Brief: Your reply should be one number: the count of lines holding the word "JSON".
— Start Data section —
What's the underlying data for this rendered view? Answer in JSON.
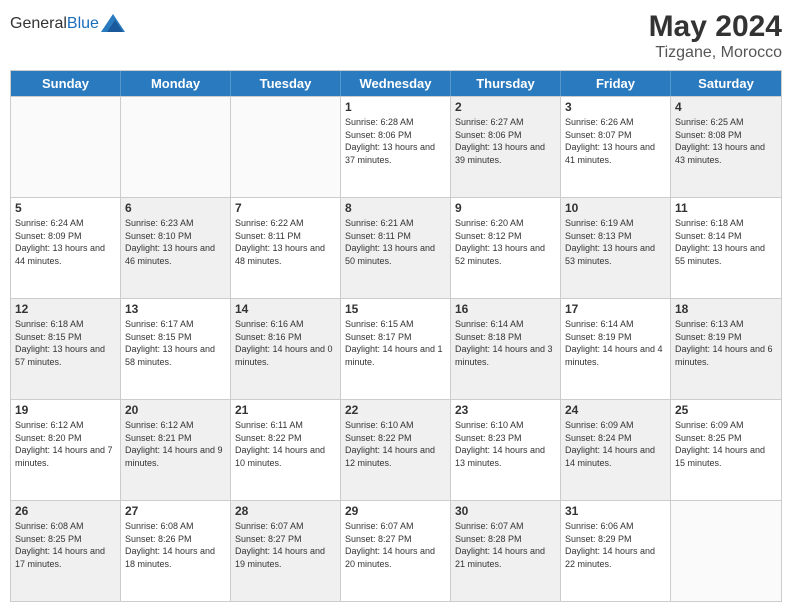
{
  "header": {
    "logo_general": "General",
    "logo_blue": "Blue",
    "month_year": "May 2024",
    "location": "Tizgane, Morocco"
  },
  "days_of_week": [
    "Sunday",
    "Monday",
    "Tuesday",
    "Wednesday",
    "Thursday",
    "Friday",
    "Saturday"
  ],
  "weeks": [
    [
      {
        "day": "",
        "info": "",
        "shaded": false,
        "empty": true
      },
      {
        "day": "",
        "info": "",
        "shaded": false,
        "empty": true
      },
      {
        "day": "",
        "info": "",
        "shaded": false,
        "empty": true
      },
      {
        "day": "1",
        "info": "Sunrise: 6:28 AM\nSunset: 8:06 PM\nDaylight: 13 hours and 37 minutes.",
        "shaded": false,
        "empty": false
      },
      {
        "day": "2",
        "info": "Sunrise: 6:27 AM\nSunset: 8:06 PM\nDaylight: 13 hours and 39 minutes.",
        "shaded": true,
        "empty": false
      },
      {
        "day": "3",
        "info": "Sunrise: 6:26 AM\nSunset: 8:07 PM\nDaylight: 13 hours and 41 minutes.",
        "shaded": false,
        "empty": false
      },
      {
        "day": "4",
        "info": "Sunrise: 6:25 AM\nSunset: 8:08 PM\nDaylight: 13 hours and 43 minutes.",
        "shaded": true,
        "empty": false
      }
    ],
    [
      {
        "day": "5",
        "info": "Sunrise: 6:24 AM\nSunset: 8:09 PM\nDaylight: 13 hours and 44 minutes.",
        "shaded": false,
        "empty": false
      },
      {
        "day": "6",
        "info": "Sunrise: 6:23 AM\nSunset: 8:10 PM\nDaylight: 13 hours and 46 minutes.",
        "shaded": true,
        "empty": false
      },
      {
        "day": "7",
        "info": "Sunrise: 6:22 AM\nSunset: 8:11 PM\nDaylight: 13 hours and 48 minutes.",
        "shaded": false,
        "empty": false
      },
      {
        "day": "8",
        "info": "Sunrise: 6:21 AM\nSunset: 8:11 PM\nDaylight: 13 hours and 50 minutes.",
        "shaded": true,
        "empty": false
      },
      {
        "day": "9",
        "info": "Sunrise: 6:20 AM\nSunset: 8:12 PM\nDaylight: 13 hours and 52 minutes.",
        "shaded": false,
        "empty": false
      },
      {
        "day": "10",
        "info": "Sunrise: 6:19 AM\nSunset: 8:13 PM\nDaylight: 13 hours and 53 minutes.",
        "shaded": true,
        "empty": false
      },
      {
        "day": "11",
        "info": "Sunrise: 6:18 AM\nSunset: 8:14 PM\nDaylight: 13 hours and 55 minutes.",
        "shaded": false,
        "empty": false
      }
    ],
    [
      {
        "day": "12",
        "info": "Sunrise: 6:18 AM\nSunset: 8:15 PM\nDaylight: 13 hours and 57 minutes.",
        "shaded": true,
        "empty": false
      },
      {
        "day": "13",
        "info": "Sunrise: 6:17 AM\nSunset: 8:15 PM\nDaylight: 13 hours and 58 minutes.",
        "shaded": false,
        "empty": false
      },
      {
        "day": "14",
        "info": "Sunrise: 6:16 AM\nSunset: 8:16 PM\nDaylight: 14 hours and 0 minutes.",
        "shaded": true,
        "empty": false
      },
      {
        "day": "15",
        "info": "Sunrise: 6:15 AM\nSunset: 8:17 PM\nDaylight: 14 hours and 1 minute.",
        "shaded": false,
        "empty": false
      },
      {
        "day": "16",
        "info": "Sunrise: 6:14 AM\nSunset: 8:18 PM\nDaylight: 14 hours and 3 minutes.",
        "shaded": true,
        "empty": false
      },
      {
        "day": "17",
        "info": "Sunrise: 6:14 AM\nSunset: 8:19 PM\nDaylight: 14 hours and 4 minutes.",
        "shaded": false,
        "empty": false
      },
      {
        "day": "18",
        "info": "Sunrise: 6:13 AM\nSunset: 8:19 PM\nDaylight: 14 hours and 6 minutes.",
        "shaded": true,
        "empty": false
      }
    ],
    [
      {
        "day": "19",
        "info": "Sunrise: 6:12 AM\nSunset: 8:20 PM\nDaylight: 14 hours and 7 minutes.",
        "shaded": false,
        "empty": false
      },
      {
        "day": "20",
        "info": "Sunrise: 6:12 AM\nSunset: 8:21 PM\nDaylight: 14 hours and 9 minutes.",
        "shaded": true,
        "empty": false
      },
      {
        "day": "21",
        "info": "Sunrise: 6:11 AM\nSunset: 8:22 PM\nDaylight: 14 hours and 10 minutes.",
        "shaded": false,
        "empty": false
      },
      {
        "day": "22",
        "info": "Sunrise: 6:10 AM\nSunset: 8:22 PM\nDaylight: 14 hours and 12 minutes.",
        "shaded": true,
        "empty": false
      },
      {
        "day": "23",
        "info": "Sunrise: 6:10 AM\nSunset: 8:23 PM\nDaylight: 14 hours and 13 minutes.",
        "shaded": false,
        "empty": false
      },
      {
        "day": "24",
        "info": "Sunrise: 6:09 AM\nSunset: 8:24 PM\nDaylight: 14 hours and 14 minutes.",
        "shaded": true,
        "empty": false
      },
      {
        "day": "25",
        "info": "Sunrise: 6:09 AM\nSunset: 8:25 PM\nDaylight: 14 hours and 15 minutes.",
        "shaded": false,
        "empty": false
      }
    ],
    [
      {
        "day": "26",
        "info": "Sunrise: 6:08 AM\nSunset: 8:25 PM\nDaylight: 14 hours and 17 minutes.",
        "shaded": true,
        "empty": false
      },
      {
        "day": "27",
        "info": "Sunrise: 6:08 AM\nSunset: 8:26 PM\nDaylight: 14 hours and 18 minutes.",
        "shaded": false,
        "empty": false
      },
      {
        "day": "28",
        "info": "Sunrise: 6:07 AM\nSunset: 8:27 PM\nDaylight: 14 hours and 19 minutes.",
        "shaded": true,
        "empty": false
      },
      {
        "day": "29",
        "info": "Sunrise: 6:07 AM\nSunset: 8:27 PM\nDaylight: 14 hours and 20 minutes.",
        "shaded": false,
        "empty": false
      },
      {
        "day": "30",
        "info": "Sunrise: 6:07 AM\nSunset: 8:28 PM\nDaylight: 14 hours and 21 minutes.",
        "shaded": true,
        "empty": false
      },
      {
        "day": "31",
        "info": "Sunrise: 6:06 AM\nSunset: 8:29 PM\nDaylight: 14 hours and 22 minutes.",
        "shaded": false,
        "empty": false
      },
      {
        "day": "",
        "info": "",
        "shaded": false,
        "empty": true
      }
    ]
  ]
}
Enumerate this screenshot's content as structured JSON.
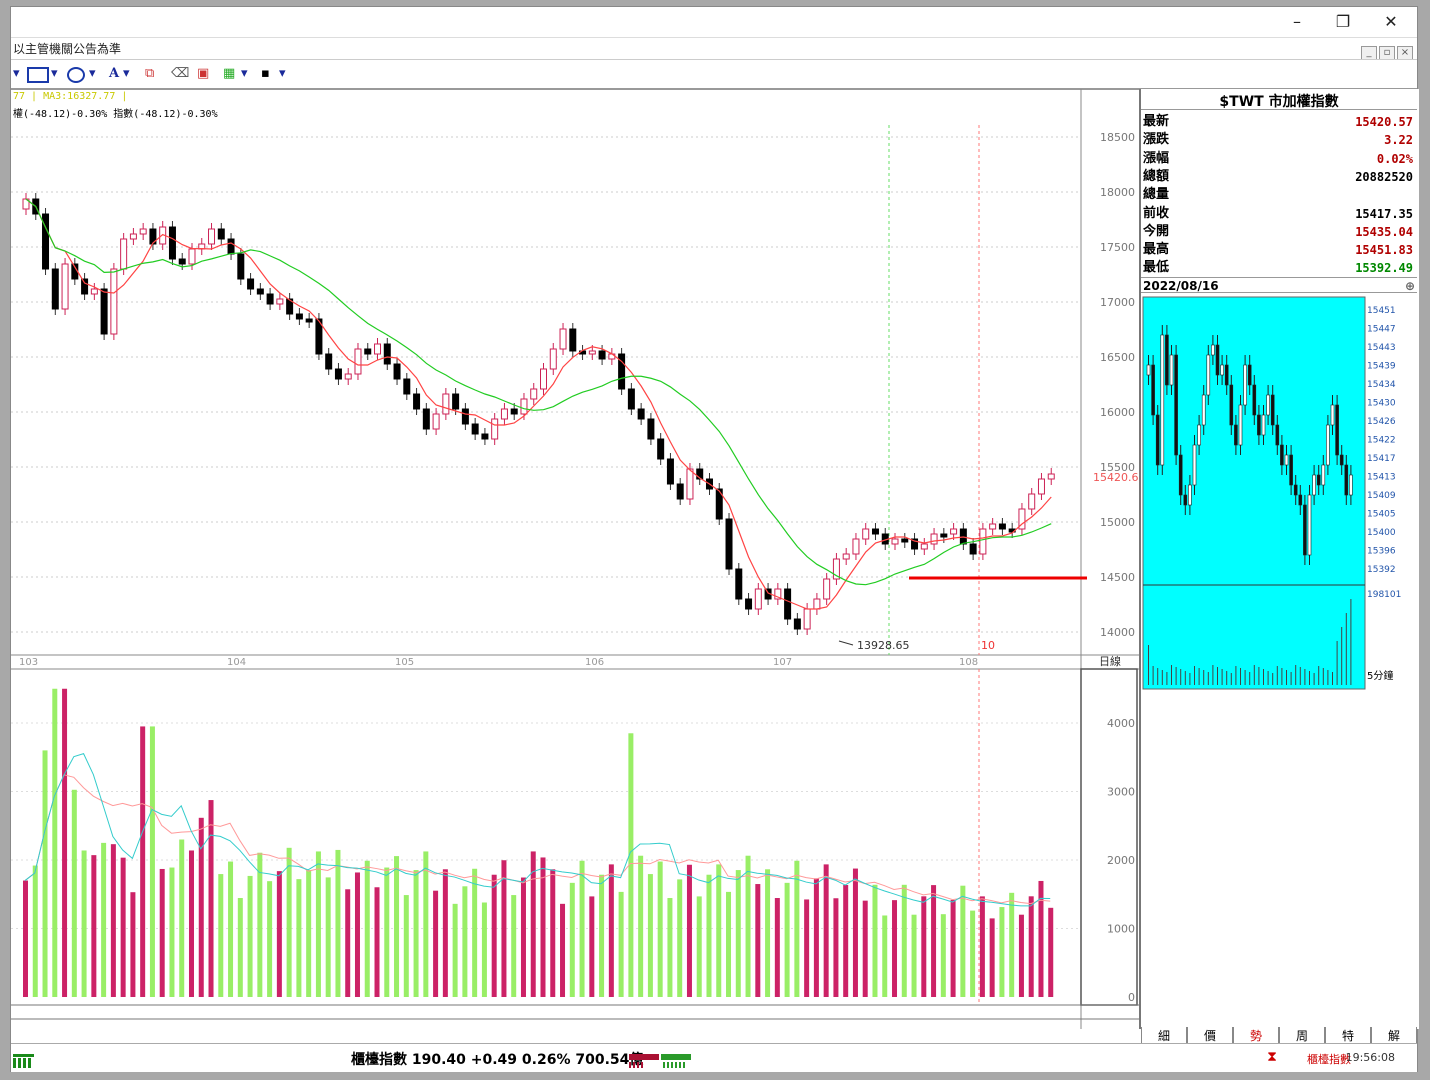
— End Data section —
Expected answer: 2